● EXERCISE OBJECTIVE
Copy the listing word for word, everything from the line containing "Itemize the components" down to the line containing "views-icon [316,296,332,310]", both of those lines included.

● INPUT ROWS

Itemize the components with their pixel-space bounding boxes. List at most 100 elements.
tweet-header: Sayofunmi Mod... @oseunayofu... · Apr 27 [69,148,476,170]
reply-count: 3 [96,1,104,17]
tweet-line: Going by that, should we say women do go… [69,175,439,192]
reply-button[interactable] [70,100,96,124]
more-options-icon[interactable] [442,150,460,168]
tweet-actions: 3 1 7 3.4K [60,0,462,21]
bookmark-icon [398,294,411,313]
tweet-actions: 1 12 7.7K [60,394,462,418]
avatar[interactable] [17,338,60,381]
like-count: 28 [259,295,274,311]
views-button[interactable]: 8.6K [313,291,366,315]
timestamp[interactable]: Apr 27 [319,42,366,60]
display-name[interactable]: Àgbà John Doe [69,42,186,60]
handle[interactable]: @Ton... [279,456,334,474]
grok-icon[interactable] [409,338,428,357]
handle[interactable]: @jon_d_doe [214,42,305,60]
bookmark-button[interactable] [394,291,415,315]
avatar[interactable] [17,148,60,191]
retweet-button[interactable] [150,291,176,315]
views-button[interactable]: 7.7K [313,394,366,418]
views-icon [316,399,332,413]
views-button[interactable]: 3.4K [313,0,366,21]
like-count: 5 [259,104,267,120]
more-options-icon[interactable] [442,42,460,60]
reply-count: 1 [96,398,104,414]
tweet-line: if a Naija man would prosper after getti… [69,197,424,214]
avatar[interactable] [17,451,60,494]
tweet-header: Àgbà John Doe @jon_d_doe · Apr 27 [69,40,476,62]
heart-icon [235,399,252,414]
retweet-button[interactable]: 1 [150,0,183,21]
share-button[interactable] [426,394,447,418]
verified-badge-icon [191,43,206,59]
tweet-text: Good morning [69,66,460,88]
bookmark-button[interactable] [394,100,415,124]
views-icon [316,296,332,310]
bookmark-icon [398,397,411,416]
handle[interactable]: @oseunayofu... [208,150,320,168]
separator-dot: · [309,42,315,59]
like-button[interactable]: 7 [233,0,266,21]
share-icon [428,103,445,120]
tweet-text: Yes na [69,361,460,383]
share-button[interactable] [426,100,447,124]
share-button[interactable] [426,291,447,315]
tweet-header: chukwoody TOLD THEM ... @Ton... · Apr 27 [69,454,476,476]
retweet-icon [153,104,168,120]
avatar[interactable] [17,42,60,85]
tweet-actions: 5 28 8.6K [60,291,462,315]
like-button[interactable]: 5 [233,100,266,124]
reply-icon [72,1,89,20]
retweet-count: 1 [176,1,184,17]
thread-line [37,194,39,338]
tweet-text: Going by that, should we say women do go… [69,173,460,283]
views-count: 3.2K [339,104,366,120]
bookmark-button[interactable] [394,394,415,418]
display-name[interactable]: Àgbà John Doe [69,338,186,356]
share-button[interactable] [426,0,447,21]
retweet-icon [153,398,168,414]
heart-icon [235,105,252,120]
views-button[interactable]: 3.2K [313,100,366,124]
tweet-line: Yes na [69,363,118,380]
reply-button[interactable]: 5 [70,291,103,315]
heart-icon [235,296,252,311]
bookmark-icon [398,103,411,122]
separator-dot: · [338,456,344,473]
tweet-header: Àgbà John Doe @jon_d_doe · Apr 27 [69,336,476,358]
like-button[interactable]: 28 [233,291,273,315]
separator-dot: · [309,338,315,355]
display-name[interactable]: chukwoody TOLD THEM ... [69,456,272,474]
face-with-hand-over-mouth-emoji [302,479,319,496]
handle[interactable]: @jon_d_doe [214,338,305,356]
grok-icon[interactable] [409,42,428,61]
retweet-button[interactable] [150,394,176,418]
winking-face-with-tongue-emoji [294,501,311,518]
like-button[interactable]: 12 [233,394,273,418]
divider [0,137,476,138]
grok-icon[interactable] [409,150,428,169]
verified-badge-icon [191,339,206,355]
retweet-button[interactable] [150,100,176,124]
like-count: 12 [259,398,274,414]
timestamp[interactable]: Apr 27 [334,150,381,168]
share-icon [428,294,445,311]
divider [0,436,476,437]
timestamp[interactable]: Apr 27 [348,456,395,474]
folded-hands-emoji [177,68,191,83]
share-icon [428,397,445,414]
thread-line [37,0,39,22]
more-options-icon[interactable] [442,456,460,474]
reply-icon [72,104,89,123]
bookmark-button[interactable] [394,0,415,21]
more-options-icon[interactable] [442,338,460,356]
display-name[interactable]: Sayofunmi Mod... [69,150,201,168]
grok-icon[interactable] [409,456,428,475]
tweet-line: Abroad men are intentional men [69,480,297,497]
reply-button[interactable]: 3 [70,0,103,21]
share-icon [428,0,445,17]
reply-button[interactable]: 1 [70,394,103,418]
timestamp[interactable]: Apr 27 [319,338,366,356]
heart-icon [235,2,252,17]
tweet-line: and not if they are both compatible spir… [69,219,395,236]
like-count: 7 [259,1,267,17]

---

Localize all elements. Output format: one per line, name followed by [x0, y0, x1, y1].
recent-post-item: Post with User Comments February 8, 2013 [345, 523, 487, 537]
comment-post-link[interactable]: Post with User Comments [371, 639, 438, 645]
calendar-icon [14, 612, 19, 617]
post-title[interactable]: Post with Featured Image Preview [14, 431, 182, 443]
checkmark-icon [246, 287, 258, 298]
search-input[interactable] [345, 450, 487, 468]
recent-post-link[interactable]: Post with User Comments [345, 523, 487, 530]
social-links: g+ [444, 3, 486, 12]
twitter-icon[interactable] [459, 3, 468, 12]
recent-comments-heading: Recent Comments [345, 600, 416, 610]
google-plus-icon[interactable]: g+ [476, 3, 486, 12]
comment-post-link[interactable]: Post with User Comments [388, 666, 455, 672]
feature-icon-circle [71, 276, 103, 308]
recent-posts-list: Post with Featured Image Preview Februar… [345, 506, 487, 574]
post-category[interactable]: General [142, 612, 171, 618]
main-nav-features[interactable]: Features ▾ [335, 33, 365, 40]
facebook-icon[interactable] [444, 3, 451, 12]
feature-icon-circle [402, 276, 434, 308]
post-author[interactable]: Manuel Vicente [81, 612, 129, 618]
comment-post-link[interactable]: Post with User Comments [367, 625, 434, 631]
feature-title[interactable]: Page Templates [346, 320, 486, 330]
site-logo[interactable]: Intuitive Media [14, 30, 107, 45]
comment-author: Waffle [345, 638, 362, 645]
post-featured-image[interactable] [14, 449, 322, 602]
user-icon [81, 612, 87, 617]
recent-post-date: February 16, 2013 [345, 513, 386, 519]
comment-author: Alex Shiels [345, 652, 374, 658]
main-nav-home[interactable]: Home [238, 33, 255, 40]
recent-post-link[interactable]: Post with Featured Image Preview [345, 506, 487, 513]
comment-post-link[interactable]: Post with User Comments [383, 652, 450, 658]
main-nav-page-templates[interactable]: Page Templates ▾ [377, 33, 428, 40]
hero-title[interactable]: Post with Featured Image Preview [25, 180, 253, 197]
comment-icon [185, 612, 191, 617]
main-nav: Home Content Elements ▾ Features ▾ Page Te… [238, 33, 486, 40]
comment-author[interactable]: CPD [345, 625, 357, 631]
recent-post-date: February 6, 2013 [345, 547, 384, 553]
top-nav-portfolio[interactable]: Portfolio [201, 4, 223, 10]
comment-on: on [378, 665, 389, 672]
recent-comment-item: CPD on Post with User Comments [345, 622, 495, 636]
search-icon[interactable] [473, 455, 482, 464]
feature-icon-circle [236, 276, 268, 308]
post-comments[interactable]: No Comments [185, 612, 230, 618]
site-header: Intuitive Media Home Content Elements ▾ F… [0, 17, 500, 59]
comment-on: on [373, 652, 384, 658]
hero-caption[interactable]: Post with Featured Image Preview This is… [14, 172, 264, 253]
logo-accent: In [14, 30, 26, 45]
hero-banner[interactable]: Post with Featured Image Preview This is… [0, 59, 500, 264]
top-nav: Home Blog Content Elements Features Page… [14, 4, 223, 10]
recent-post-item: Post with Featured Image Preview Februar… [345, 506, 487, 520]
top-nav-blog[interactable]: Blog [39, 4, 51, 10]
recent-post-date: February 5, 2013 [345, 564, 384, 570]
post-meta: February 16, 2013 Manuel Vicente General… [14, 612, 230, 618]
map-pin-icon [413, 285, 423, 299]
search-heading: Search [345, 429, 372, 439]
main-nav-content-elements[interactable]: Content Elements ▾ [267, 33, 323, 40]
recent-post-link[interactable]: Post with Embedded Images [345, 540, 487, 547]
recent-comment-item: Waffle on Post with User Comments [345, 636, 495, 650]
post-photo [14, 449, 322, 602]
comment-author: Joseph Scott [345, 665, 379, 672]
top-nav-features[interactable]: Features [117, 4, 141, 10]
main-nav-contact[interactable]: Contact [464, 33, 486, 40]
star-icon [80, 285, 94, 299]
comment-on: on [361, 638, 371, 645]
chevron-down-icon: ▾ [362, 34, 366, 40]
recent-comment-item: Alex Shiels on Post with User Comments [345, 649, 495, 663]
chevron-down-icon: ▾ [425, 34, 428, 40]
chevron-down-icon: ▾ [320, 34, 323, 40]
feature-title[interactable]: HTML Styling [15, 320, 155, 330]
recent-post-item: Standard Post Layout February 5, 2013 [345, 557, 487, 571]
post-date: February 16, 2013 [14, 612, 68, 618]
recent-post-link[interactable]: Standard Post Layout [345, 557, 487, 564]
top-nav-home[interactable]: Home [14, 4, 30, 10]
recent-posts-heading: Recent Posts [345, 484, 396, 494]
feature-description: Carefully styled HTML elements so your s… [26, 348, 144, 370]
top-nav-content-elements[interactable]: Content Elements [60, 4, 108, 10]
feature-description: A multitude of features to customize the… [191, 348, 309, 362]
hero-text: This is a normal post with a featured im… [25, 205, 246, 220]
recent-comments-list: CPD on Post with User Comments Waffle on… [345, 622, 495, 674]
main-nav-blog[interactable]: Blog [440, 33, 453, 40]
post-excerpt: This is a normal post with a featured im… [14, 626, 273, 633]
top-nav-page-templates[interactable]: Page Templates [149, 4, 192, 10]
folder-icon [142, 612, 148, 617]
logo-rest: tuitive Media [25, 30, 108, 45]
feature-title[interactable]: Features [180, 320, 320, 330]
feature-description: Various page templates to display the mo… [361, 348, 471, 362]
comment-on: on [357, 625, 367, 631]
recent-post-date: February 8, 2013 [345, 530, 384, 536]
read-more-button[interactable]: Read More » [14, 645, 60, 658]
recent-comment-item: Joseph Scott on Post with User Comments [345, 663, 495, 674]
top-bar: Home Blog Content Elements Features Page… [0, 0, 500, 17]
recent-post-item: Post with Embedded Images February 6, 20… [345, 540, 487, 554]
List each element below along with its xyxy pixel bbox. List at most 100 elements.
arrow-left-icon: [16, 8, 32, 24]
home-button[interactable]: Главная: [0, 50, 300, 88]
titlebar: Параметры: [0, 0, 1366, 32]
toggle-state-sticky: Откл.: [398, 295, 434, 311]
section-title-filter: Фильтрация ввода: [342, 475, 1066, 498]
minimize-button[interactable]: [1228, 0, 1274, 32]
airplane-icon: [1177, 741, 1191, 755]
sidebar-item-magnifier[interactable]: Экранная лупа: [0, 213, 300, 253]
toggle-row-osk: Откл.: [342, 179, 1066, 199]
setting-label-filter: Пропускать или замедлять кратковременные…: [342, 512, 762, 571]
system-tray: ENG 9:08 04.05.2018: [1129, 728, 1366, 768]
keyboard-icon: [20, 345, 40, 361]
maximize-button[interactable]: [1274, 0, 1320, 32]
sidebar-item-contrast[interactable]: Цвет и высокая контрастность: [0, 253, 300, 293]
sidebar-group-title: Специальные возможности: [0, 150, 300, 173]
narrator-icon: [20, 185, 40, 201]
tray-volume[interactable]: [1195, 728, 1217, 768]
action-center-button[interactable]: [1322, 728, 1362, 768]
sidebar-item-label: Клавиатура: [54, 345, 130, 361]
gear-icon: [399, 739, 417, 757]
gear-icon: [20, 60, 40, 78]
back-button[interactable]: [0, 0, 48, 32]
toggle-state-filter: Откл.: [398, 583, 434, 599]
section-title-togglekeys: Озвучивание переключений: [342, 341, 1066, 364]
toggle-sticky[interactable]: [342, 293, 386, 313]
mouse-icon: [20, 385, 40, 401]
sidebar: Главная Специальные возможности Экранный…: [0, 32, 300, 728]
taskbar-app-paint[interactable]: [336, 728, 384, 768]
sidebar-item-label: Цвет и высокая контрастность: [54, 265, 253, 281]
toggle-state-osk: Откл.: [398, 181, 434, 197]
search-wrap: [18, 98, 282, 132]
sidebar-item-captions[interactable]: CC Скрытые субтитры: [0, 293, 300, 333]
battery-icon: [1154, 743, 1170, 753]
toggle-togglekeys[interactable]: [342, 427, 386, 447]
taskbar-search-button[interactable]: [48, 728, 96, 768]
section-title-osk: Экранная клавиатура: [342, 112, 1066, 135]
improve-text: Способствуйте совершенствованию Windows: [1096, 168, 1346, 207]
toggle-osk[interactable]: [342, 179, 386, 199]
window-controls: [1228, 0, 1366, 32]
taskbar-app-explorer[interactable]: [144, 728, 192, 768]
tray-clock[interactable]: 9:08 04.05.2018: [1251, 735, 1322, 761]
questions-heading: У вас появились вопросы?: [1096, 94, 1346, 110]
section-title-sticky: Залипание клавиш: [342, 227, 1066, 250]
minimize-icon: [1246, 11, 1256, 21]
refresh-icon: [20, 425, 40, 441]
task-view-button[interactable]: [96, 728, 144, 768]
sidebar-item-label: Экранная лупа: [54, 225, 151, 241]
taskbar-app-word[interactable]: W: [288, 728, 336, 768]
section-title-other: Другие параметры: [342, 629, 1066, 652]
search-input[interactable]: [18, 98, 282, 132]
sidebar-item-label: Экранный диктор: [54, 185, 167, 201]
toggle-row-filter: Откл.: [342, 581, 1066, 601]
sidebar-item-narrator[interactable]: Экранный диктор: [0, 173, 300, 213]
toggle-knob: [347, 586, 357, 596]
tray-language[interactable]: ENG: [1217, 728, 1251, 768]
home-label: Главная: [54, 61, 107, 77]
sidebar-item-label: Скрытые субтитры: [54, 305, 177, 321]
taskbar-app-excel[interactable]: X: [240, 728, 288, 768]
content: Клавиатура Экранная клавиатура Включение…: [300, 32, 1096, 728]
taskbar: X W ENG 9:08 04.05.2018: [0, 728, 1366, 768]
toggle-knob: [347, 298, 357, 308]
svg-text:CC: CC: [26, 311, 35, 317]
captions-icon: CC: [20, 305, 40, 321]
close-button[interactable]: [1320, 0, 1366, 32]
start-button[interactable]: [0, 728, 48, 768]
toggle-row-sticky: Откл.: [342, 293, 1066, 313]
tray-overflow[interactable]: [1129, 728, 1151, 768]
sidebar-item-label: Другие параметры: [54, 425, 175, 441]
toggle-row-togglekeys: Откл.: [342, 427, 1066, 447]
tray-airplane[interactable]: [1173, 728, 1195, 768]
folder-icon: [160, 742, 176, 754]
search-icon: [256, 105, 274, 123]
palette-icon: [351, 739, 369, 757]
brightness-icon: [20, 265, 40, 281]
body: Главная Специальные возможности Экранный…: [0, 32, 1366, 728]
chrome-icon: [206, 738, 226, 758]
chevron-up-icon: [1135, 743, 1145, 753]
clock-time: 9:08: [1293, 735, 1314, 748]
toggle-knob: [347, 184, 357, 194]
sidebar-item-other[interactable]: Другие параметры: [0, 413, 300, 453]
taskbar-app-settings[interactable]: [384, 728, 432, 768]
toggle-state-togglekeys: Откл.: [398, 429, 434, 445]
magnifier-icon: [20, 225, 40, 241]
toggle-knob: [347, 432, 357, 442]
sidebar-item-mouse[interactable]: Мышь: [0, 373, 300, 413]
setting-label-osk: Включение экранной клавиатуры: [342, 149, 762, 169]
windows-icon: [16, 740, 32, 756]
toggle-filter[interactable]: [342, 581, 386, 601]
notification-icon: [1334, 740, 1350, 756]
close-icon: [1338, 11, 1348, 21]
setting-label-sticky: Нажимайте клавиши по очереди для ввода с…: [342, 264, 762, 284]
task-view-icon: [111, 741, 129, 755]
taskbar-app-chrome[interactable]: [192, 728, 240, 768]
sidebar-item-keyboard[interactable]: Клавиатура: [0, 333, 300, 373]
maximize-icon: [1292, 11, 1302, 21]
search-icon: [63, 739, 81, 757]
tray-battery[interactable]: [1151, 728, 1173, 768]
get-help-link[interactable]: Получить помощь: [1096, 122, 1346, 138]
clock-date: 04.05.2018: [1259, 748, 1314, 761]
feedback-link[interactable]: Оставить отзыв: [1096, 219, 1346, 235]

--

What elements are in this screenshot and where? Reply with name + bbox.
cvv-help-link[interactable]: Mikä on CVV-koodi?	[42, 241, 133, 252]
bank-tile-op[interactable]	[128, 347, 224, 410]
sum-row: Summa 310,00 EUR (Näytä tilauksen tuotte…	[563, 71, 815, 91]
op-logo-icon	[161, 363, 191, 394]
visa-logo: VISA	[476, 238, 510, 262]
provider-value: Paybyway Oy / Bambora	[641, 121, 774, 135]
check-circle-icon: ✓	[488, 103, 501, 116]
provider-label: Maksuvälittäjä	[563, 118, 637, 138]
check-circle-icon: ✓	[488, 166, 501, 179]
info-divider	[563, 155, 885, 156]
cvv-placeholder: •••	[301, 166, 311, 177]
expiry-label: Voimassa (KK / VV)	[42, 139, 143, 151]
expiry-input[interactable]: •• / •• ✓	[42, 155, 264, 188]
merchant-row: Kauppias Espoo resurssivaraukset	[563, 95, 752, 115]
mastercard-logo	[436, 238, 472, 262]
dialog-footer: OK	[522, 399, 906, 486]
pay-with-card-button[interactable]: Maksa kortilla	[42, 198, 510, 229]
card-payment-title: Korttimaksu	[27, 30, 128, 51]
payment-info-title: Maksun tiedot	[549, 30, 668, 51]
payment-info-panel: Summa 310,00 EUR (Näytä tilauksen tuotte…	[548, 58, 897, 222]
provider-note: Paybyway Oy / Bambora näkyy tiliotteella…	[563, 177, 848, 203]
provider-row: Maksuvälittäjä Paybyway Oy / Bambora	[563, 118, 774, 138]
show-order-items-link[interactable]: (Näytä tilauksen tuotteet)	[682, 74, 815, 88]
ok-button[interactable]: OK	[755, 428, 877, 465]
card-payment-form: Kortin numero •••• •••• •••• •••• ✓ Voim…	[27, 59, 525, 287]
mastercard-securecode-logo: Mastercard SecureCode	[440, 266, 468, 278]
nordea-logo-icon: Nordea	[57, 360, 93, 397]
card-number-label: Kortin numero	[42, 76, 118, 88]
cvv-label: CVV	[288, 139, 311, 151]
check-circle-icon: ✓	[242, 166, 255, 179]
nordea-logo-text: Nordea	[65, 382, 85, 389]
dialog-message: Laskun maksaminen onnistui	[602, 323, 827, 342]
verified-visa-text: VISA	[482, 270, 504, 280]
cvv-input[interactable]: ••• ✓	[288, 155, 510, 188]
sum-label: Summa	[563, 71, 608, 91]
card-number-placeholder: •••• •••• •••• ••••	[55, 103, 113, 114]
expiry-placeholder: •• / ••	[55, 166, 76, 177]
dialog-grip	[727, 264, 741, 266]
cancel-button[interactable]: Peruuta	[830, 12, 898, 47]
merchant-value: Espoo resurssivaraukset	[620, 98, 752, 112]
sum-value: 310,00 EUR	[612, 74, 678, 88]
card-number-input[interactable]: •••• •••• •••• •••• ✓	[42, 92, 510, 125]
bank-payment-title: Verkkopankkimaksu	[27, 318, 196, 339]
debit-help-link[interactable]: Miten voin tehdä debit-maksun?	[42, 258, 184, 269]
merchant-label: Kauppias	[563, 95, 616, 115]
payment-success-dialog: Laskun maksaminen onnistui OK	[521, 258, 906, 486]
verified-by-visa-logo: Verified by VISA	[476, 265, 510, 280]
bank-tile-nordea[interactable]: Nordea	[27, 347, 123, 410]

● ANSWER TO THIS PROBLEM
Itemize the components with their pixel-space bounding boxes. List at most 100 elements.
tweet-header: Sayofunmi Mod... @oseunayofu... · Apr 27 [69,148,476,170]
reply-count: 3 [96,1,104,17]
tweet-line: Going by that, should we say women do go… [69,175,439,192]
reply-button[interactable] [70,100,96,124]
more-options-icon[interactable] [442,150,460,168]
tweet-actions: 3 1 7 3.4K [60,0,462,21]
bookmark-icon [398,294,411,313]
tweet-actions: 1 12 7.7K [60,394,462,418]
avatar[interactable] [17,338,60,381]
like-count: 28 [259,295,274,311]
views-button[interactable]: 8.6K [313,291,366,315]
timestamp[interactable]: Apr 27 [319,42,366,60]
display-name[interactable]: Àgbà John Doe [69,42,186,60]
handle[interactable]: @Ton... [279,456,334,474]
grok-icon[interactable] [409,338,428,357]
handle[interactable]: @jon_d_doe [214,42,305,60]
bookmark-button[interactable] [394,291,415,315]
avatar[interactable] [17,148,60,191]
retweet-button[interactable] [150,291,176,315]
views-button[interactable]: 7.7K [313,394,366,418]
views-icon [316,399,332,413]
views-button[interactable]: 3.4K [313,0,366,21]
like-count: 5 [259,104,267,120]
more-options-icon[interactable] [442,42,460,60]
reply-count: 1 [96,398,104,414]
tweet-line: if a Naija man would prosper after getti… [69,197,424,214]
avatar[interactable] [17,451,60,494]
tweet-header: Àgbà John Doe @jon_d_doe · Apr 27 [69,40,476,62]
heart-icon [235,399,252,414]
retweet-button[interactable]: 1 [150,0,183,21]
share-button[interactable] [426,394,447,418]
verified-badge-icon [191,43,206,59]
tweet-text: Good morning [69,66,460,88]
bookmark-button[interactable] [394,100,415,124]
views-icon [316,296,332,310]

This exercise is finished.